*WORK TO DO*:
Every line below should be repeated exactly.

(Dataset items)
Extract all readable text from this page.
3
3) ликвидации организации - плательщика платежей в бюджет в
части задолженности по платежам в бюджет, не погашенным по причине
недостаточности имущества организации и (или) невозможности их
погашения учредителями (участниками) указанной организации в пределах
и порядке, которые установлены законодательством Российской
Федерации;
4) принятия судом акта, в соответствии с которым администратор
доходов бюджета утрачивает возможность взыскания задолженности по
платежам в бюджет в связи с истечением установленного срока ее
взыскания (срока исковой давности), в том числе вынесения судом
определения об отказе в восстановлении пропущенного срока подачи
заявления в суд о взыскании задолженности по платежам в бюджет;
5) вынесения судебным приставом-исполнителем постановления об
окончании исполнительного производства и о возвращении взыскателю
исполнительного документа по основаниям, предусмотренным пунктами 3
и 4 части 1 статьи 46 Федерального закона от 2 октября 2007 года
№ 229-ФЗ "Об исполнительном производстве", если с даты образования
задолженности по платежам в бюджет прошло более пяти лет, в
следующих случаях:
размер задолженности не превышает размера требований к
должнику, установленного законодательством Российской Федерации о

*EXERCISE ANSWER*:
Extract all readable text from this page.
3
3) ликвидации организации - плательщика платежей в бюджет в
части задолженности по платежам в бюджет, не погашенным по причине
недостаточности имущества организации и (или) невозможности их
погашения учредителями (участниками) указанной организации в пределах
и порядке, которые установлены законодательством Российской
Федерации;
4) принятия судом акта, в соответствии с которым администратор
доходов бюджета утрачивает возможность взыскания задолженности по
платежам в бюджет в связи с истечением установленного срока ее
взыскания (срока исковой давности), в том числе вынесения судом
определения об отказе в восстановлении пропущенного срока подачи
заявления в суд о взыскании задолженности по платежам в бюджет;
5) вынесения судебным приставом-исполнителем постановления об
окончании исполнительного производства и о возвращении взыскателю
исполнительного документа по основаниям, предусмотренным пунктами 3
и 4 части 1 статьи 46 Федерального закона от 2 октября 2007 года
№ 229-ФЗ "Об исполнительном производстве", если с даты образования
задолженности по платежам в бюджет прошло более пяти лет, в
следующих случаях:
размер задолженности не превышает размера требований к
должнику, установленного законодательством Российской Федерации о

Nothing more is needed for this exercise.